### What to produce
Extract the data exactly, missing nothing.

++++++++

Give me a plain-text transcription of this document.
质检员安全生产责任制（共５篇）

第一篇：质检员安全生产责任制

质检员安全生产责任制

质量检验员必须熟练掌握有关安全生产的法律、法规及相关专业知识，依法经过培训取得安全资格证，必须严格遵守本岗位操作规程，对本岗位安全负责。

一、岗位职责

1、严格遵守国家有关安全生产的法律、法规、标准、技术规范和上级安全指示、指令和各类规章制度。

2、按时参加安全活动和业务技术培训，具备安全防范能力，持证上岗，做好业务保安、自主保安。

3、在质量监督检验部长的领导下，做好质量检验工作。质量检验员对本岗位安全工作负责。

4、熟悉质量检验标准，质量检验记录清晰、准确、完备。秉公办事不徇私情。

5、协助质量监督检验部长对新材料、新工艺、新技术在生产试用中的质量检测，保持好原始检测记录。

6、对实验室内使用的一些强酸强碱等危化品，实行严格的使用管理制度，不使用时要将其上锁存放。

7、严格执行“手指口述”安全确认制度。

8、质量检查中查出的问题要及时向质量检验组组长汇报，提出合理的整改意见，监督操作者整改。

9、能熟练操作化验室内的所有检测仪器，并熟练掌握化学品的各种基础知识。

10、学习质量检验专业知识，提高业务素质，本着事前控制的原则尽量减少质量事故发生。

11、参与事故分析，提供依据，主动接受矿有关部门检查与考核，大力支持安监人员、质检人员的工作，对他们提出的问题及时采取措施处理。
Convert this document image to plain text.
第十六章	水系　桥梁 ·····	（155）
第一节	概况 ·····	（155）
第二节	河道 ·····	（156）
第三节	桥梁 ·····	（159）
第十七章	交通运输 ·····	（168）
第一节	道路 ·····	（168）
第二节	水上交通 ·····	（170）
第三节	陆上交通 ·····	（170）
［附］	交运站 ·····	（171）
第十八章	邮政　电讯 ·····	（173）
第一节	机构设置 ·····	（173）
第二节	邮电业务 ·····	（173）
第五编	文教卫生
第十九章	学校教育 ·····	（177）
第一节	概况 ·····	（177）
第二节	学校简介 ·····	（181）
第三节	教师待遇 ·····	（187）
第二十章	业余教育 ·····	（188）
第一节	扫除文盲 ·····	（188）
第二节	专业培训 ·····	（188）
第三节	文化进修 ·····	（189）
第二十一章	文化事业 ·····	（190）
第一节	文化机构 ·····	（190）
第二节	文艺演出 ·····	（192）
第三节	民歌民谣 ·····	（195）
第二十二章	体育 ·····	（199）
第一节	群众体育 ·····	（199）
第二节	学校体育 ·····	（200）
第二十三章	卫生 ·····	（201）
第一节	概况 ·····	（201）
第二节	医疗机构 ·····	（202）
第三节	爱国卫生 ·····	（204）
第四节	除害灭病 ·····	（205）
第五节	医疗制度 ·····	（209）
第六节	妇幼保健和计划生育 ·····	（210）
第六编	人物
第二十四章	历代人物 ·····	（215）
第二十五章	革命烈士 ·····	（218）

++++++++

### Final answer
Give me a plain-text transcription of this document.
质检员安全生产责任制（共５篇）

第一篇：质检员安全生产责任制

质检员安全生产责任制

质量检验员必须熟练掌握有关安全生产的法律、法规及相关专业知识，依法经过培训取得安全资格证，必须严格遵守本岗位操作规程，对本岗位安全负责。

一、岗位职责

1、严格遵守国家有关安全生产的法律、法规、标准、技术规范和上级安全指示、指令和各类规章制度。

2、按时参加安全活动和业务技术培训，具备安全防范能力，持证上岗，做好业务保安、自主保安。

3、在质量监督检验部长的领导下，做好质量检验工作。质量检验员对本岗位安全工作负责。

4、熟悉质量检验标准，质量检验记录清晰、准确、完备。秉公办事不徇私情。

5、协助质量监督检验部长对新材料、新工艺、新技术在生产试用中的质量检测，保持好原始检测记录。

6、对实验室内使用的一些强酸强碱等危化品，实行严格的使用管理制度，不使用时要将其上锁存放。

7、严格执行“手指口述”安全确认制度。

8、质量检查中查出的问题要及时向质量检验组组长汇报，提出合理的整改意见，监督操作者整改。

9、能熟练操作化验室内的所有检测仪器，并熟练掌握化学品的各种基础知识。

10、学习质量检验专业知识，提高业务素质，本着事前控制的原则尽量减少质量事故发生。

11、参与事故分析，提供依据，主动接受矿有关部门检查与考核，大力支持安监人员、质检人员的工作，对他们提出的问题及时采取措施处理。
Convert this document image to plain text.
第十六章	水系　桥梁 ·····	（155）
第一节	概况 ·····	（155）
第二节	河道 ·····	（156）
第三节	桥梁 ·····	（159）
第十七章	交通运输 ·····	（168）
第一节	道路 ·····	（168）
第二节	水上交通 ·····	（170）
第三节	陆上交通 ·····	（170）
［附］	交运站 ·····	（171）
第十八章	邮政　电讯 ·····	（173）
第一节	机构设置 ·····	（173）
第二节	邮电业务 ·····	（173）
第五编	文教卫生
第十九章	学校教育 ·····	（177）
第一节	概况 ·····	（177）
第二节	学校简介 ·····	（181）
第三节	教师待遇 ·····	（187）
第二十章	业余教育 ·····	（188）
第一节	扫除文盲 ·····	（188）
第二节	专业培训 ·····	（188）
第三节	文化进修 ·····	（189）
第二十一章	文化事业 ·····	（190）
第一节	文化机构 ·····	（190）
第二节	文艺演出 ·····	（192）
第三节	民歌民谣 ·····	（195）
第二十二章	体育 ·····	（199）
第一节	群众体育 ·····	（199）
第二节	学校体育 ·····	（200）
第二十三章	卫生 ·····	（201）
第一节	概况 ·····	（201）
第二节	医疗机构 ·····	（202）
第三节	爱国卫生 ·····	（204）
第四节	除害灭病 ·····	（205）
第五节	医疗制度 ·····	（209）
第六节	妇幼保健和计划生育 ·····	（210）
第六编	人物
第二十四章	历代人物 ·····	（215）
第二十五章	革命烈士 ·····	（218）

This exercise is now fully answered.